**Exercise prompt**
Pick out and copy every line of the items below that contains the string "date". Case counts, so only lines with the same capital and lowercase letters match.

----

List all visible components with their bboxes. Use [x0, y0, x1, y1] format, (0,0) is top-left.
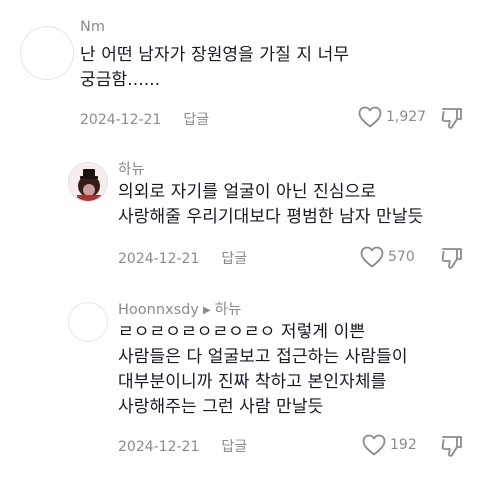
like-button[interactable]: 192 — [362, 434, 417, 456]
comment-author-name[interactable]: Hoonnxsdy — [118, 302, 199, 318]
caret-right-icon: ▶ — [202, 305, 211, 316]
comment-meta: 2024-12-21 답글 — [118, 436, 247, 456]
comment-item: 하뉴 의외로 자기를 얼굴이 아닌 진심으로 사랑해줄 우리기대보다 평범한 남… — [0, 150, 480, 290]
avatar[interactable] — [68, 162, 108, 202]
like-button[interactable]: 570 — [360, 246, 415, 268]
avatar[interactable] — [68, 302, 108, 342]
comment-text: ㄹㅇㄹㅇㄹㅇㄹㅇㄹㅇ 저렇게 이쁜 사람들은 다 얼굴보고 접근하는 사람들이 … — [118, 322, 408, 417]
heart-outline-icon — [360, 246, 384, 268]
like-count: 570 — [388, 249, 415, 265]
comment-author: Hoonnxsdy ▶ 하뉴 — [118, 298, 241, 319]
heart-outline-icon — [362, 434, 386, 456]
comment-date: 2024-12-21 — [118, 439, 200, 455]
comment-date: 2024-12-21 — [118, 251, 200, 267]
avatar-image — [69, 163, 107, 201]
comment-meta: 2024-12-21 답글 — [118, 248, 247, 268]
comment-author[interactable]: 하뉴 — [118, 158, 145, 179]
comment-date: 2024-12-21 — [80, 112, 162, 128]
comment-text: 난 어떤 남자가 장원영을 가질 지 너무 궁금함...... — [80, 45, 350, 90]
like-button[interactable]: 1,927 — [358, 106, 426, 128]
reply-button[interactable]: 답글 — [221, 439, 247, 455]
thumbs-down-icon — [441, 248, 462, 269]
heart-outline-icon — [358, 106, 382, 128]
avatar[interactable] — [20, 26, 74, 80]
reply-button[interactable]: 답글 — [221, 251, 247, 267]
comment-meta: 2024-12-21 답글 — [80, 109, 209, 129]
comment-item: Nm 난 어떤 남자가 장원영을 가질 지 너무 궁금함...... 2024-… — [0, 0, 480, 150]
reply-button[interactable]: 답글 — [183, 112, 209, 128]
thumbs-down-icon — [441, 436, 462, 457]
reply-to-name[interactable]: 하뉴 — [215, 302, 242, 318]
comment-text: 의외로 자기를 얼굴이 아닌 진심으로 사랑해줄 우리기대보다 평범한 남자 만… — [118, 182, 424, 227]
dislike-button[interactable] — [441, 106, 463, 130]
dislike-button[interactable] — [441, 434, 463, 458]
like-count: 192 — [390, 437, 417, 453]
comment-author[interactable]: Nm — [80, 19, 105, 35]
comment-item: Hoonnxsdy ▶ 하뉴 ㄹㅇㄹㅇㄹㅇㄹㅇㄹㅇ 저렇게 이쁜 사람들은 다 얼굴… — [0, 290, 480, 477]
dislike-button[interactable] — [441, 246, 463, 270]
like-count: 1,927 — [386, 109, 427, 125]
thumbs-down-icon — [441, 108, 462, 129]
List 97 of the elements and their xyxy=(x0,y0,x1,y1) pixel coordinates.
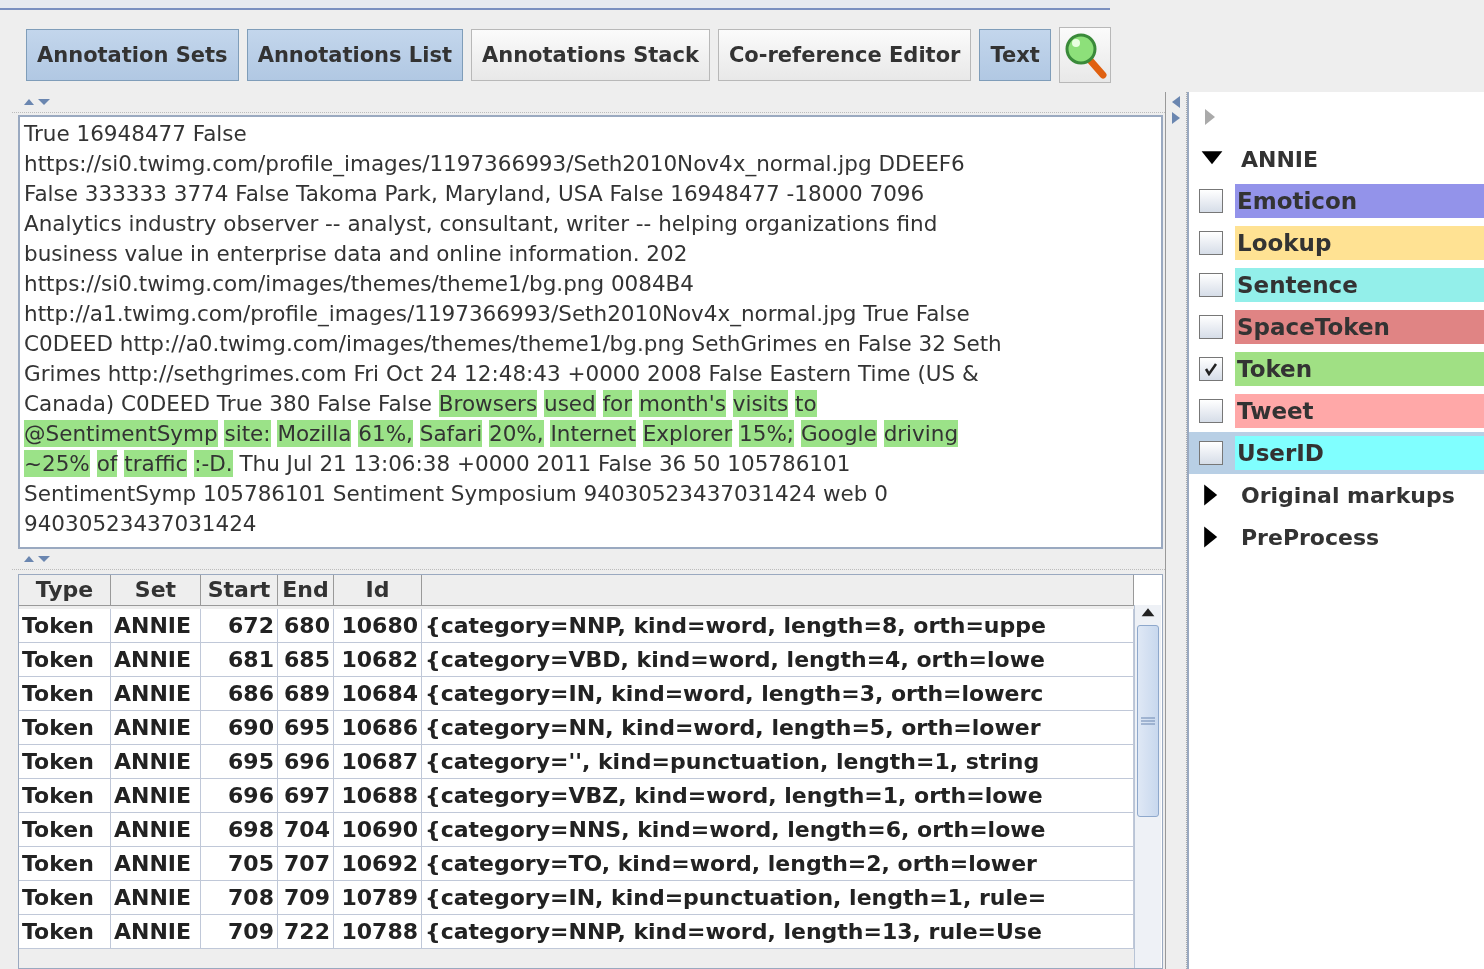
table-cell: 705 xyxy=(201,847,278,881)
table-cell: 686 xyxy=(201,677,278,711)
table-cell: 10692 xyxy=(334,847,422,881)
table-cell: ANNIE xyxy=(111,745,201,779)
table-cell: 709 xyxy=(201,915,278,949)
annotation-type[interactable]: Token xyxy=(1235,352,1484,386)
set-name[interactable]: PreProcess xyxy=(1241,524,1380,550)
table-cell: Token xyxy=(19,915,111,949)
view-toggle-button[interactable]: Co-reference Editor xyxy=(717,29,972,81)
checkbox[interactable] xyxy=(1199,315,1223,339)
table-cell: 10789 xyxy=(334,881,422,915)
table-cell: ANNIE xyxy=(111,779,201,813)
table-cell: 10788 xyxy=(334,915,422,949)
table-cell: {category=VBZ, kind=word, length=1, orth=lowe xyxy=(422,779,1134,813)
scrollbar[interactable] xyxy=(1134,605,1161,968)
table-cell: 10686 xyxy=(334,711,422,745)
table-cell: ANNIE xyxy=(111,609,201,643)
table-cell: ANNIE xyxy=(111,677,201,711)
table-cell: ANNIE xyxy=(111,813,201,847)
table-cell: Token xyxy=(19,609,111,643)
set-name[interactable]: Original markups xyxy=(1241,482,1455,508)
column-header[interactable]: Id xyxy=(334,575,422,606)
checkbox[interactable] xyxy=(1199,273,1223,297)
table-cell: 695 xyxy=(278,711,334,745)
table-cell: 10680 xyxy=(334,609,422,643)
column-header[interactable]: Start xyxy=(201,575,278,606)
table-cell: 681 xyxy=(201,643,278,677)
table-cell: 10688 xyxy=(334,779,422,813)
table-cell: {category=NN, kind=word, length=5, orth=lower xyxy=(422,711,1134,745)
table-cell: ANNIE xyxy=(111,847,201,881)
table-cell: {category=NNS, kind=word, length=6, orth=lowe xyxy=(422,813,1134,847)
table-cell: 696 xyxy=(201,779,278,813)
table-cell: 722 xyxy=(278,915,334,949)
table-cell: 10687 xyxy=(334,745,422,779)
table-cell: Token xyxy=(19,711,111,745)
table-cell: {category=IN, kind=punctuation, length=1, rule= xyxy=(422,881,1134,915)
table-cell: 698 xyxy=(201,813,278,847)
split-arrows-icon[interactable] xyxy=(22,97,52,107)
view-toggle-button[interactable]: Annotations List xyxy=(246,29,463,81)
table-cell: Token xyxy=(19,813,111,847)
table-cell: 689 xyxy=(278,677,334,711)
table-cell: Token xyxy=(19,881,111,915)
annotation-type[interactable]: Lookup xyxy=(1235,226,1484,260)
check-icon xyxy=(1204,362,1218,376)
view-toggle-button[interactable]: Annotations Stack xyxy=(470,29,710,81)
column-header[interactable]: Set xyxy=(111,575,201,606)
table-cell: 708 xyxy=(201,881,278,915)
checkbox[interactable] xyxy=(1199,189,1223,213)
table-cell: 704 xyxy=(278,813,334,847)
view-toggle-button[interactable]: Annotation Sets xyxy=(26,29,239,81)
table-cell: ANNIE xyxy=(111,915,201,949)
table-cell: 10682 xyxy=(334,643,422,677)
column-header[interactable] xyxy=(422,575,1134,606)
table-cell: 680 xyxy=(278,609,334,643)
set-name[interactable]: ANNIE xyxy=(1241,146,1319,172)
annotation-type[interactable]: Tweet xyxy=(1235,394,1484,428)
checkbox[interactable] xyxy=(1199,399,1223,423)
table-cell: Token xyxy=(19,847,111,881)
collapse-left-icon[interactable] xyxy=(1171,96,1181,108)
column-header[interactable]: Type xyxy=(19,575,111,606)
annotation-type[interactable]: SpaceToken xyxy=(1235,310,1484,344)
table-cell: 672 xyxy=(201,609,278,643)
table-cell: Token xyxy=(19,677,111,711)
table-cell: 707 xyxy=(278,847,334,881)
table-cell: {category=VBD, kind=word, length=4, orth=lowe xyxy=(422,643,1134,677)
table-cell: ANNIE xyxy=(111,643,201,677)
table-cell: {category=NNP, kind=word, length=13, rule=Use xyxy=(422,915,1134,949)
checkbox[interactable] xyxy=(1199,231,1223,255)
scroll-thumb[interactable] xyxy=(1137,625,1159,817)
search-button[interactable] xyxy=(1058,27,1111,83)
table-cell: Token xyxy=(19,779,111,813)
table-cell: ANNIE xyxy=(111,711,201,745)
checkbox[interactable] xyxy=(1199,357,1223,381)
grip-icon xyxy=(1141,717,1155,725)
table-cell: 10684 xyxy=(334,677,422,711)
annotation-type[interactable]: Sentence xyxy=(1235,268,1484,302)
table-cell: 10690 xyxy=(334,813,422,847)
table-cell: 696 xyxy=(278,745,334,779)
table-cell: 709 xyxy=(278,881,334,915)
table-cell: 695 xyxy=(201,745,278,779)
table-cell: {category=IN, kind=word, length=3, orth=lowerc xyxy=(422,677,1134,711)
split-arrows-icon[interactable] xyxy=(22,554,52,564)
table-cell: 685 xyxy=(278,643,334,677)
table-cell: {category='', kind=punctuation, length=1, string xyxy=(422,745,1134,779)
annotation-type[interactable]: UserID xyxy=(1235,436,1484,470)
table-cell: 690 xyxy=(201,711,278,745)
table-cell: {category=TO, kind=word, length=2, orth=lower xyxy=(422,847,1134,881)
checkbox[interactable] xyxy=(1199,441,1223,465)
table-cell: Token xyxy=(19,643,111,677)
collapse-right-icon[interactable] xyxy=(1171,112,1181,124)
annotation-type[interactable]: Emoticon xyxy=(1235,184,1484,218)
table-cell: Token xyxy=(19,745,111,779)
column-header[interactable]: End xyxy=(278,575,334,606)
view-toggle-button[interactable]: Text xyxy=(979,29,1051,81)
table-cell: {category=NNP, kind=word, length=8, orth=uppe xyxy=(422,609,1134,643)
table-cell: ANNIE xyxy=(111,881,201,915)
table-cell: 697 xyxy=(278,779,334,813)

----

**Solution for this exercise**
comment-date: 2024-12-21 — [118, 439, 200, 455]
comment-date: 2024-12-21 — [118, 251, 200, 267]
comment-date: 2024-12-21 — [80, 112, 162, 128]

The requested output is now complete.